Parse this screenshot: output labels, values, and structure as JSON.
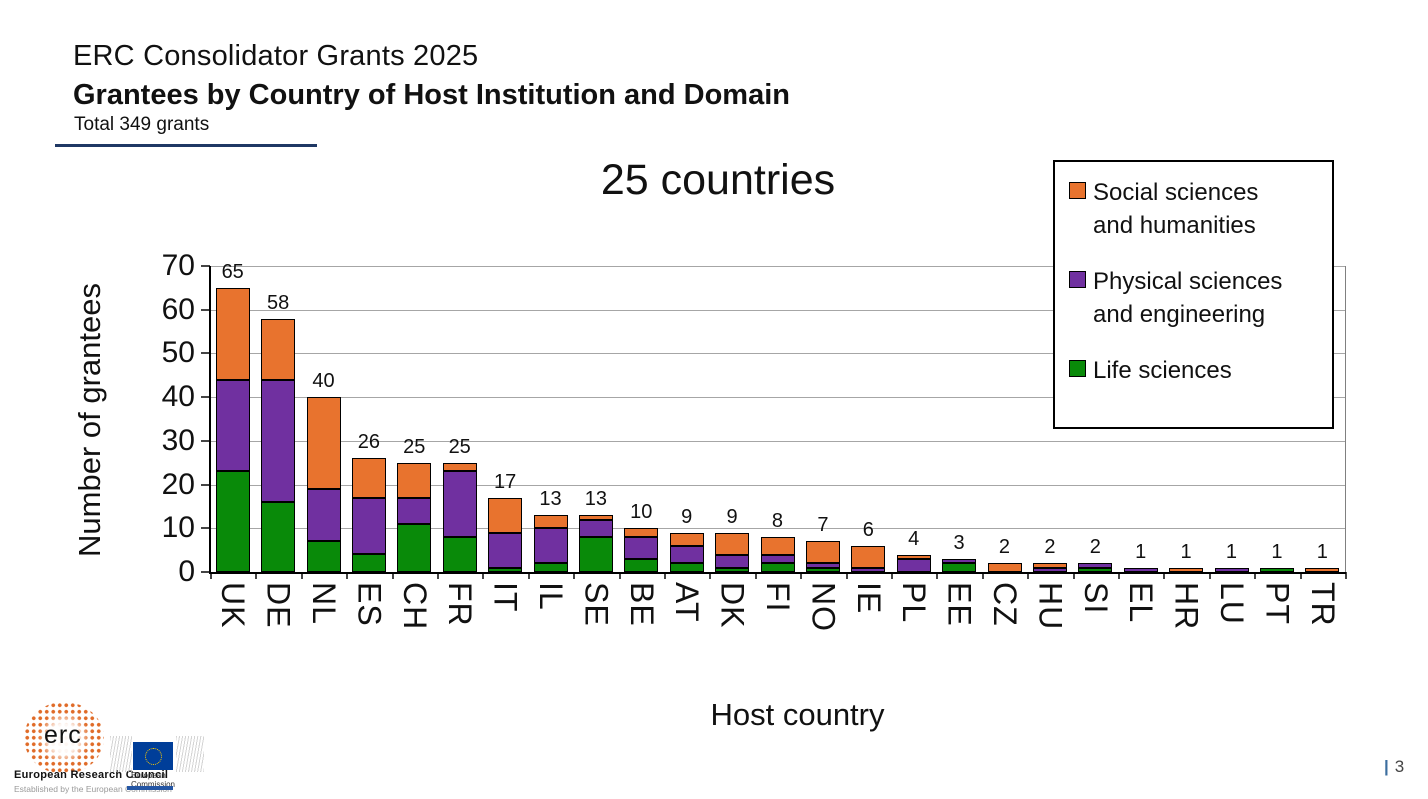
{
  "header": {
    "line1": "ERC Consolidator Grants 2025",
    "line2": "Grantees by Country of Host Institution and Domain",
    "line3": "Total 349 grants",
    "rule_color": "#1F3864"
  },
  "chart_heading": "25 countries",
  "chart_data": {
    "type": "bar",
    "stacked": true,
    "title": "25 countries",
    "xlabel": "Host country",
    "ylabel": "Number of grantees",
    "ylim": [
      0,
      70
    ],
    "yticks": [
      0,
      10,
      20,
      30,
      40,
      50,
      60,
      70
    ],
    "grid": true,
    "legend_position": "upper right",
    "categories": [
      "UK",
      "DE",
      "NL",
      "ES",
      "CH",
      "FR",
      "IT",
      "IL",
      "SE",
      "BE",
      "AT",
      "DK",
      "FI",
      "NO",
      "IE",
      "PL",
      "EE",
      "CZ",
      "HU",
      "SI",
      "EL",
      "HR",
      "LU",
      "PT",
      "TR"
    ],
    "totals": [
      65,
      58,
      40,
      26,
      25,
      25,
      17,
      13,
      13,
      10,
      9,
      9,
      8,
      7,
      6,
      4,
      3,
      2,
      2,
      2,
      1,
      1,
      1,
      1,
      1
    ],
    "series": [
      {
        "name": "Life sciences",
        "color": "#098A09",
        "values": [
          23,
          16,
          7,
          4,
          11,
          8,
          1,
          2,
          8,
          3,
          2,
          1,
          2,
          1,
          0,
          0,
          2,
          0,
          0,
          1,
          0,
          0,
          0,
          1,
          0
        ]
      },
      {
        "name": "Physical sciences and engineering",
        "color": "#7030A0",
        "values": [
          21,
          28,
          12,
          13,
          6,
          15,
          8,
          8,
          4,
          5,
          4,
          3,
          2,
          1,
          1,
          3,
          1,
          0,
          1,
          1,
          1,
          0,
          1,
          0,
          0
        ]
      },
      {
        "name": "Social sciences and humanities",
        "color": "#E8732E",
        "values": [
          21,
          14,
          21,
          9,
          8,
          2,
          8,
          3,
          1,
          2,
          3,
          5,
          4,
          5,
          5,
          1,
          0,
          2,
          1,
          0,
          0,
          1,
          0,
          0,
          1
        ]
      }
    ]
  },
  "legend": {
    "items": [
      {
        "lines": [
          "Social sciences",
          "and humanities"
        ],
        "color": "#E8732E"
      },
      {
        "lines": [
          "Physical sciences",
          "and engineering"
        ],
        "color": "#7030A0"
      },
      {
        "lines": [
          "Life sciences"
        ],
        "color": "#098A09"
      }
    ]
  },
  "colors": {
    "gridline": "#A6A6A6",
    "axis": "#000000",
    "plot_right_border": "#808080",
    "eu_flag_blue": "#003E99",
    "eu_star_yellow": "#FFCC00",
    "ec_bar_blue": "#2456A4"
  },
  "footer": {
    "erc_logo_text": "erc",
    "erc_name": "European Research Council",
    "erc_sub": "Established by the European Commission",
    "ec_name_line1": "European",
    "ec_name_line2": "Commission",
    "page_separator": "|",
    "page_number": "3"
  }
}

§ Your instructions
Return each line that includes "European".

§ Result for this exercise
    "erc_name": "European Research Council",
    "erc_sub": "Established by the European Commission",
    "ec_name_line1": "European",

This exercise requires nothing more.